## What is asked:
Wherever "durch" appears in a line, copy that line.

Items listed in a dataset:
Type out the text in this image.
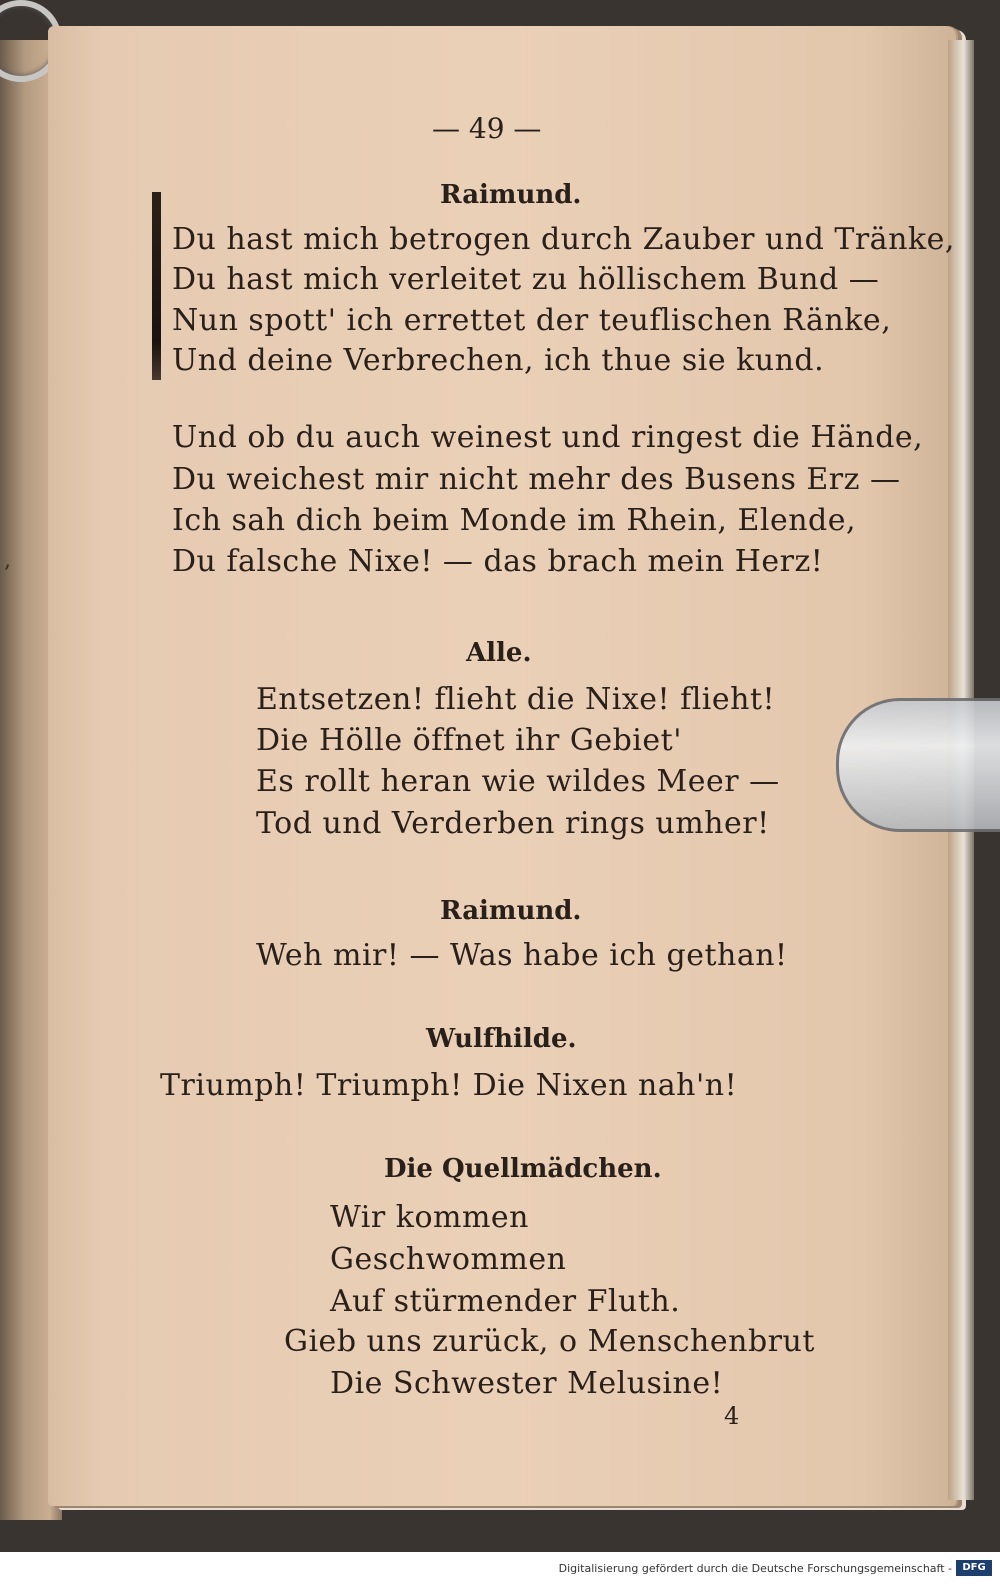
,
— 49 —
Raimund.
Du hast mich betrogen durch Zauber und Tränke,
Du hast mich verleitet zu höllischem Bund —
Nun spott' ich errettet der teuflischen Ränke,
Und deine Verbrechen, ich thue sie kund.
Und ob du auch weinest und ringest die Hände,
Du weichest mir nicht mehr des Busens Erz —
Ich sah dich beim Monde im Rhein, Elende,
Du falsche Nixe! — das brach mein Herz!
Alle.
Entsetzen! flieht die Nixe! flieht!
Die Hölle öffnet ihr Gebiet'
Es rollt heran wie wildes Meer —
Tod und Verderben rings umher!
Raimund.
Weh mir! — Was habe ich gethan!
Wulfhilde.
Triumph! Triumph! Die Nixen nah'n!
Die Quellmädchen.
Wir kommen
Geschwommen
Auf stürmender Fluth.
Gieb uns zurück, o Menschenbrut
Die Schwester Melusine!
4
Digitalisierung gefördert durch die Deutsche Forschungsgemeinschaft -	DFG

## Exercise result:
Du hast mich betrogen durch Zauber und Tränke,
Digitalisierung gefördert durch die Deutsche Forschungsgemeinschaft -	DFG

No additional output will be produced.